2.3 Major Achievements


process:

job in execution, instance of program running, entity that can be executed on processor
multiprogramming requires ability to switch between processes
time-sharing also requires this
real-time systems also require this
lots of problems result from multiple processes:

improper synchronization
failed mutual exclusion
nondeterminate program operation (things can execute in ~random order)
deadlocks


process is systematic way to manage information about task
store program, data needed by program, execution context
threads are extension of this concept, discussed later


memory management:

five responsibilities:

process isolation required when multiple processes in system
automatic allocation/management: program shouldn't have to do its own memory allocation
support modular programming: create, destroy, alter size of modules dynamically
protection/access control: some memory is shared, but some is not shared
long-term storage: manage memory on hard drives


use virtual memory with virtual/logical addresses that get translated to real addresses


information protection and security:

availability: protect system from interruption
confidentiality: can't read unauthorized data
data integrity: can't write unauthorized data
authenticity: verify user identity, validity of messages/data


scheduling and resource management:

especially important for time-sharing
must consider fairness, differential responsiveness, efficiency
round robin plus interrupts is pretty good


2.4 Developments Leading to Modern Operating Systems


microkernel architecture:

OS was traditionally large monolithic kernel with all the features
shift towards microkernel, which has only essential functions in kernel, rest in user space
more customizable, better ability to evolve


multithreading:

separate executable work and process data
can parallelize work, especially on SMP or multicore systems


SMP: better performance, availability, incremental growth, scaling (I think this list was in Chapter 1 as well)

++++++++++++++++++++

**TASK INSTRUCTIONS**
1. Return the passage of the operating systems notes from "OS was traditionally" to "Chapter 1 as well)", copied word for word.
2. According to the operating systems notes, why was there a shift from a large monolithic kernel toward a microkernel architecture?
3. In the operating systems notes, what three things must scheduling and resource management consider?
The records come from a separate source, unrelated to the operating systems notes.

[Data records]

++++++++++++++++++++

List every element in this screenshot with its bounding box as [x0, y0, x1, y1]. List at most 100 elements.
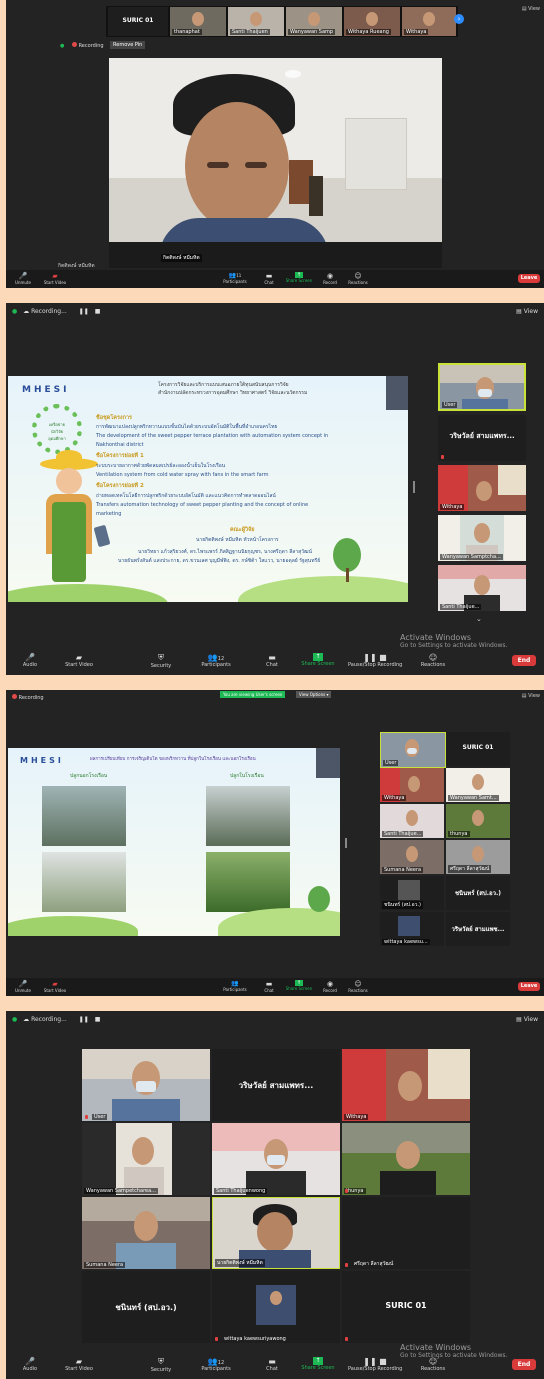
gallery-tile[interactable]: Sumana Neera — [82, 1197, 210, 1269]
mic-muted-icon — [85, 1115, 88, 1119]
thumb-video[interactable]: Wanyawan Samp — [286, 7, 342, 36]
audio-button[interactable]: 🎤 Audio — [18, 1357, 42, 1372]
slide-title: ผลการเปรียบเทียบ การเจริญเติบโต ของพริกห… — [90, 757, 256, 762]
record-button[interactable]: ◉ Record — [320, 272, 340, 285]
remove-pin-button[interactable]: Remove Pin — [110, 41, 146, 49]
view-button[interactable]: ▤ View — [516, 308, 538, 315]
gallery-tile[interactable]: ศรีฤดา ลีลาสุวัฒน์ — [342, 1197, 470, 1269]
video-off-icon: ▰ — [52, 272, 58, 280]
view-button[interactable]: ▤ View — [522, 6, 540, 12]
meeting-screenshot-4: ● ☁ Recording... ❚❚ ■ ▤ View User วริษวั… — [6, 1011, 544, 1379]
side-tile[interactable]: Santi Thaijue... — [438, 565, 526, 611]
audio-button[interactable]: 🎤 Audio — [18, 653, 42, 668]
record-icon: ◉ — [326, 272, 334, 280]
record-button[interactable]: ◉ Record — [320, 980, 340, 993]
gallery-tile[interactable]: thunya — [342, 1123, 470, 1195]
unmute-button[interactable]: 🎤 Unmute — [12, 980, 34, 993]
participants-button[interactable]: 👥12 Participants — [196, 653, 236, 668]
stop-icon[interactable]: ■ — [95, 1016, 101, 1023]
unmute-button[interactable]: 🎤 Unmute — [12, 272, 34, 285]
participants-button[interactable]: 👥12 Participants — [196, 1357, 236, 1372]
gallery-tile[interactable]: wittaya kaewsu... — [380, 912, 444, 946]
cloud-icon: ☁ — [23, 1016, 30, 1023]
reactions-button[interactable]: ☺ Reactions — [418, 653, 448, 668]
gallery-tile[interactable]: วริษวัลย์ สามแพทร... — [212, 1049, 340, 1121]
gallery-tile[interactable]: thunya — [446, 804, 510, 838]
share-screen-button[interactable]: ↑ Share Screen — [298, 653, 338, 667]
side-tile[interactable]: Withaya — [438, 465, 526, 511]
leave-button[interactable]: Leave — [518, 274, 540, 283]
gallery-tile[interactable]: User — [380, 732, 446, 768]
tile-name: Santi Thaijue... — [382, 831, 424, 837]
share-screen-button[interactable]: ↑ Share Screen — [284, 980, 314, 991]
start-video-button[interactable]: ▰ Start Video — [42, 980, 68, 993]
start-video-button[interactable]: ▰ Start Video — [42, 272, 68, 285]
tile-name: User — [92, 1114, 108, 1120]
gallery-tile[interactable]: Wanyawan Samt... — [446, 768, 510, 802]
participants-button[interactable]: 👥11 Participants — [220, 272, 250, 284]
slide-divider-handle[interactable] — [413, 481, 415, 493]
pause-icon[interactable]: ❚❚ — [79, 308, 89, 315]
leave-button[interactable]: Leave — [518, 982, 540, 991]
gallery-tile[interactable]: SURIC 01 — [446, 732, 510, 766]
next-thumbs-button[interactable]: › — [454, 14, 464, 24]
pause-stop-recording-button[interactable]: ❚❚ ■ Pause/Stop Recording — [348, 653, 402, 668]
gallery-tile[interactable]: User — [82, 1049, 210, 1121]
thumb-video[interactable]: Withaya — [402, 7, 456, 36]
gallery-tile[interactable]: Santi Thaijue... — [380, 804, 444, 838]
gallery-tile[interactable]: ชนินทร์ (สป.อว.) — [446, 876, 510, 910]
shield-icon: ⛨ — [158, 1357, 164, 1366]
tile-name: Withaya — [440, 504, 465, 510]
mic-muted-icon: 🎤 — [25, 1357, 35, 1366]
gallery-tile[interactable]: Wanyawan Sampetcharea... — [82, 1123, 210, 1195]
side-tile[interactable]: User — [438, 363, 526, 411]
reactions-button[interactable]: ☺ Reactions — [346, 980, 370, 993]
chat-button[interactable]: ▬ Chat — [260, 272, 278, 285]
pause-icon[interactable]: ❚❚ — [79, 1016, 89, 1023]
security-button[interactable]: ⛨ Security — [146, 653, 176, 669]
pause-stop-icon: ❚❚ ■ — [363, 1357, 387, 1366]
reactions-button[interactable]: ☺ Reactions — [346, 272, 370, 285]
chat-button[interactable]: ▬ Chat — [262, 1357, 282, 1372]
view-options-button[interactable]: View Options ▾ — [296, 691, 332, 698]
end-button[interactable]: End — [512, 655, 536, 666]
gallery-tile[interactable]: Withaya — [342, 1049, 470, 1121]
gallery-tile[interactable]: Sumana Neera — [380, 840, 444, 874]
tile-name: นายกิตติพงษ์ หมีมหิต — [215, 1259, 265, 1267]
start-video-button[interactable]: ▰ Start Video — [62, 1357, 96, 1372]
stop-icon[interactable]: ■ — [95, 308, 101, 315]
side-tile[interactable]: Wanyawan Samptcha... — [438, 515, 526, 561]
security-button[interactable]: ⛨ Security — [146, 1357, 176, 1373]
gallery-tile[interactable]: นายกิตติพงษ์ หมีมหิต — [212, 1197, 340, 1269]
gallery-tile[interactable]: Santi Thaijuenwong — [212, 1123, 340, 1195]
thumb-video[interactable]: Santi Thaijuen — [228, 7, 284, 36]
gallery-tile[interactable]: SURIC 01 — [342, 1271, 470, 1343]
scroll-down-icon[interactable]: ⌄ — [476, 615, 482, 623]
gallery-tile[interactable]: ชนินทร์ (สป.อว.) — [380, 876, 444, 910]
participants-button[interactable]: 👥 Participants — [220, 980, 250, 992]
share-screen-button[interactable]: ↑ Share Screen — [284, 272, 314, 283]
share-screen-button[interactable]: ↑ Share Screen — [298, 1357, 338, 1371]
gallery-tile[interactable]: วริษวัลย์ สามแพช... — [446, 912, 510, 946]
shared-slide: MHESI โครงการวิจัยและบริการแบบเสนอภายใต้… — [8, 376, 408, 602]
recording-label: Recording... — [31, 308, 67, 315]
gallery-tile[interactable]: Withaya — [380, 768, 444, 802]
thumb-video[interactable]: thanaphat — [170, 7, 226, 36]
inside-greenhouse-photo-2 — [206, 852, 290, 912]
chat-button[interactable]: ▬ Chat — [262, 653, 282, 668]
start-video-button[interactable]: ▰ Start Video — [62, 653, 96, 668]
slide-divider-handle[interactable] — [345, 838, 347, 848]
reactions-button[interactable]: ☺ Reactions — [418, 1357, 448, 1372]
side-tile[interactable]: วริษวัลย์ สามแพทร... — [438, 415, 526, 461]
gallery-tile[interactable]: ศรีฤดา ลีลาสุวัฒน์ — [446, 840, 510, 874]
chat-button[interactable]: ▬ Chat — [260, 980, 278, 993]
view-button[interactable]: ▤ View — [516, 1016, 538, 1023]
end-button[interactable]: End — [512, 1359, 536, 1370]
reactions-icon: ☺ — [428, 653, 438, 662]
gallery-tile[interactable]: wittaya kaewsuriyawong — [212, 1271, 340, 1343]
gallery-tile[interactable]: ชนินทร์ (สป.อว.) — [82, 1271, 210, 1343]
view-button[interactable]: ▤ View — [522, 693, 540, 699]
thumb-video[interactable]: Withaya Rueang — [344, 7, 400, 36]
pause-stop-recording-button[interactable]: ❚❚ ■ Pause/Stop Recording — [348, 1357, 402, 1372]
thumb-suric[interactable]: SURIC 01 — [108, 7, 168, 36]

++++++++++++++++++++

**ANSWERS GIVEN**
1.
OS was traditionally large monolithic kernel with all the features
shift towards microkernel, which has only essential functions in kernel, rest in user space
more customizable, better ability to evolve


multithreading:

separate executable work and process data
can parallelize work, especially on SMP or multicore systems


SMP: better performance, availability, incremental growth, scaling (I think this list was in Chapter 1 as well)

2. A microkernel keeps only the essential functions in the kernel and places the rest in user space. This makes the system more customizable and better able to evolve.

3. Fairness, differential responsiveness, and efficiency.